#### [WHAT THE TASK REQUIRES]
Only lines holding the word "this" should be copied from the material.

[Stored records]
>>>>>

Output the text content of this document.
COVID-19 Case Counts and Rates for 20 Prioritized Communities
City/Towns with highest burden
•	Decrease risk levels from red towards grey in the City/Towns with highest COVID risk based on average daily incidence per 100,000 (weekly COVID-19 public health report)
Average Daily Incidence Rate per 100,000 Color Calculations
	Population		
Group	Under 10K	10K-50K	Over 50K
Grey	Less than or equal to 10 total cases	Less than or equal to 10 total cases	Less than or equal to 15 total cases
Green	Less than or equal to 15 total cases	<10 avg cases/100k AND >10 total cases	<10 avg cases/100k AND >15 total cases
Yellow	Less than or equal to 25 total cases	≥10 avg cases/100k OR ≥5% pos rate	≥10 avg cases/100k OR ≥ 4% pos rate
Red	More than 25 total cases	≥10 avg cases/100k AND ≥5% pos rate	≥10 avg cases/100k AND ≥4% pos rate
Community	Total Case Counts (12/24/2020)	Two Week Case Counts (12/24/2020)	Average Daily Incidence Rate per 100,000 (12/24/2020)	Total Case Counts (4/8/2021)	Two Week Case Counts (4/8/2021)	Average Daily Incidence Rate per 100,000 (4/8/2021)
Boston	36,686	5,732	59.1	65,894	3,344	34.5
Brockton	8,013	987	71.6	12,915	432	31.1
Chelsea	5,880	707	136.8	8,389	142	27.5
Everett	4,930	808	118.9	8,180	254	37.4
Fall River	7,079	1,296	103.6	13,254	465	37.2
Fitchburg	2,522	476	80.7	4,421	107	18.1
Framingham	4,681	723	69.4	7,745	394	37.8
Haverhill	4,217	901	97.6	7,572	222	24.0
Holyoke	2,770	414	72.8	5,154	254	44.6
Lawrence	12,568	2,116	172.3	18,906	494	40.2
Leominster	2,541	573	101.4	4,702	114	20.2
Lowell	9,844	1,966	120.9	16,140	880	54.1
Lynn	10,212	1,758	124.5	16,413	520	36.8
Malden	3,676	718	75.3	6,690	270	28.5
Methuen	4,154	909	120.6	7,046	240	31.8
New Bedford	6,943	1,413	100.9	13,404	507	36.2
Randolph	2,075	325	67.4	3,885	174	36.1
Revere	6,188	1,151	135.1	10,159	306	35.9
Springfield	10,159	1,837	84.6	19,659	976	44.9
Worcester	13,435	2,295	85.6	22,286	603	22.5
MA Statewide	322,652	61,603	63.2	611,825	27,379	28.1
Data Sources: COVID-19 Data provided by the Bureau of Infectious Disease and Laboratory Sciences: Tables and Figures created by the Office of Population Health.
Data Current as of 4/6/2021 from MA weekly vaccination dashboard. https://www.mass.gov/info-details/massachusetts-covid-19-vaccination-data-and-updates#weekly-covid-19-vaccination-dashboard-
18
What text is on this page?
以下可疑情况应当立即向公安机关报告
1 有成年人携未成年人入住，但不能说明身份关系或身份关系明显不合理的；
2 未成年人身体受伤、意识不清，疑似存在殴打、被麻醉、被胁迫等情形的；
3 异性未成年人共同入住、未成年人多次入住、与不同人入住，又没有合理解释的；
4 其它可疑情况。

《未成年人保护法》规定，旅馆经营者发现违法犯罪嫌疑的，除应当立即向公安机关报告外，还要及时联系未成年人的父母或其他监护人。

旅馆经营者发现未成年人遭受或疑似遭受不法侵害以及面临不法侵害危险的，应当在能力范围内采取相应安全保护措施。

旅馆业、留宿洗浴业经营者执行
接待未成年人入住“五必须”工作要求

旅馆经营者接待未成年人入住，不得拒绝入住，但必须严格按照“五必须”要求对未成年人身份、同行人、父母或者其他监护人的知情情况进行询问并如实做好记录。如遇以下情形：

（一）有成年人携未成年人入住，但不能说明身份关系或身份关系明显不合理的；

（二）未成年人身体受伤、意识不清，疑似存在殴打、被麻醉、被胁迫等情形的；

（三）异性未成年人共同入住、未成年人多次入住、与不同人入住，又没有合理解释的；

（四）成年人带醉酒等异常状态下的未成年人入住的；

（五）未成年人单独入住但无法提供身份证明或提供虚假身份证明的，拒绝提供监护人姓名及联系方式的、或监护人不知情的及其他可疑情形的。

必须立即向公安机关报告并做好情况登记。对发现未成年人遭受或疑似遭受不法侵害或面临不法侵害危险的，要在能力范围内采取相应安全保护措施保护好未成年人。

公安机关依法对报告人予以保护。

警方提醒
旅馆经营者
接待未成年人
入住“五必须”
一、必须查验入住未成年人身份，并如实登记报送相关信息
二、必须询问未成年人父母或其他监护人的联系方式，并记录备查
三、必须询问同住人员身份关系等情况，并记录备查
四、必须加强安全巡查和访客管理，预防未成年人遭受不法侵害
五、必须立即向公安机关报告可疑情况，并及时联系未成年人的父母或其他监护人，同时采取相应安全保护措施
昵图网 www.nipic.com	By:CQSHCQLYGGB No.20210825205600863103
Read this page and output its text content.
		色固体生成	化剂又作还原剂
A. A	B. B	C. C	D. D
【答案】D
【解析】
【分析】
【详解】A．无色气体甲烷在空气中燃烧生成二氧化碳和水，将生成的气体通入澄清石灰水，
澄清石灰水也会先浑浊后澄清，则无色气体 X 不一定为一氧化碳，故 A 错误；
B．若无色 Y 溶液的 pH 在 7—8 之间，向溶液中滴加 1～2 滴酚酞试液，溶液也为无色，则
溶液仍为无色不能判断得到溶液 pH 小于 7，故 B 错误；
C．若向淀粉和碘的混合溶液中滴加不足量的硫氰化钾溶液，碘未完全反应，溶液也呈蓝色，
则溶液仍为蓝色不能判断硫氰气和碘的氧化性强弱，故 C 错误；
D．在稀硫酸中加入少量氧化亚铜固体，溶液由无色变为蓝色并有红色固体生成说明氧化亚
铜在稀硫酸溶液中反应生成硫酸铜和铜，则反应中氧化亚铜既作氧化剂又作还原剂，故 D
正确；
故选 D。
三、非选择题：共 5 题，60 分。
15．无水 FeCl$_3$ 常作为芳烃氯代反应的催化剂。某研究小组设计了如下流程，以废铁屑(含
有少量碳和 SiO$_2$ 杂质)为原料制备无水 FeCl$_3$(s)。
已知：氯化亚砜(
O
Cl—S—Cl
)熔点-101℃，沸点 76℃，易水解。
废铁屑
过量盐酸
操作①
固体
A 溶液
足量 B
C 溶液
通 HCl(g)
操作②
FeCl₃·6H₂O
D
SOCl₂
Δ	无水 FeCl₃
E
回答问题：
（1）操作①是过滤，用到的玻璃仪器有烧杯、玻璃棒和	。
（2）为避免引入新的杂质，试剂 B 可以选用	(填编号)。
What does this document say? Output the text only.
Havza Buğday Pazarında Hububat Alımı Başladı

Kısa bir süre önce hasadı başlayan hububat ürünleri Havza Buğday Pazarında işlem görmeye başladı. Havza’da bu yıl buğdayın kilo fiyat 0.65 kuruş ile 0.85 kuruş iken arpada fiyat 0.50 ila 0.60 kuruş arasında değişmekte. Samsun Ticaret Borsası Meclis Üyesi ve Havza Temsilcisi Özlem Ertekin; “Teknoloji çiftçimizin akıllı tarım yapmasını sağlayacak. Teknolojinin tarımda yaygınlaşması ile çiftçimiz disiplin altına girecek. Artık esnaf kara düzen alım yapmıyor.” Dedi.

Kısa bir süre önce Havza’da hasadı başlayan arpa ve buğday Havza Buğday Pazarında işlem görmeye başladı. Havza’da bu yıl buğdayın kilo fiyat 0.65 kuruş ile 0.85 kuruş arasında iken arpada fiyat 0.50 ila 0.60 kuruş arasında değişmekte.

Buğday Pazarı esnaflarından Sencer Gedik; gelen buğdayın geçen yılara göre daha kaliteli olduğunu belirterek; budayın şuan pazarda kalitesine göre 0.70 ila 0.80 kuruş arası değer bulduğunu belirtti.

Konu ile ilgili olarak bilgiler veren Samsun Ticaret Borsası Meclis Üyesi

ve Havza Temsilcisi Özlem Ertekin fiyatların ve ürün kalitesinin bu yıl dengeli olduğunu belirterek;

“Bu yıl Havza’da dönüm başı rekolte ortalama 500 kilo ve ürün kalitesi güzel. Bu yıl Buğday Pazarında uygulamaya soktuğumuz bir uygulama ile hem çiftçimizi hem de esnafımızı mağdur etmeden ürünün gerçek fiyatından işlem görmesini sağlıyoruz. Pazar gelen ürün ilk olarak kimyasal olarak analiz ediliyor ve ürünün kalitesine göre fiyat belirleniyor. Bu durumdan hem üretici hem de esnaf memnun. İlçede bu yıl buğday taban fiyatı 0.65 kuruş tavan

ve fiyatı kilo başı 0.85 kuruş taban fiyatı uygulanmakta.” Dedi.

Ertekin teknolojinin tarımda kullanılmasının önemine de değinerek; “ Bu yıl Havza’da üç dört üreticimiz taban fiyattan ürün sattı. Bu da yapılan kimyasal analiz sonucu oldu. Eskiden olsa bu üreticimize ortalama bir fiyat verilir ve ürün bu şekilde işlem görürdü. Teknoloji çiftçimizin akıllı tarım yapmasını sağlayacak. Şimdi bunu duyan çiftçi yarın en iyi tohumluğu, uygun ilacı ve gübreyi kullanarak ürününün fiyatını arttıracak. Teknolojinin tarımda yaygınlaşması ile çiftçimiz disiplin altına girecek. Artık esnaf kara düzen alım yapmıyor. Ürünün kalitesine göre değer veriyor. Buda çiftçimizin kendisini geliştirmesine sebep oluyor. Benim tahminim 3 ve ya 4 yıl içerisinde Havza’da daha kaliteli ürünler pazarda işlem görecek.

<<<<<

#### [EXPECTED OUTPUT]
Output the text content of this document.
What text is on this page?
Read this page and output its text content.
What does this document say? Output the text only.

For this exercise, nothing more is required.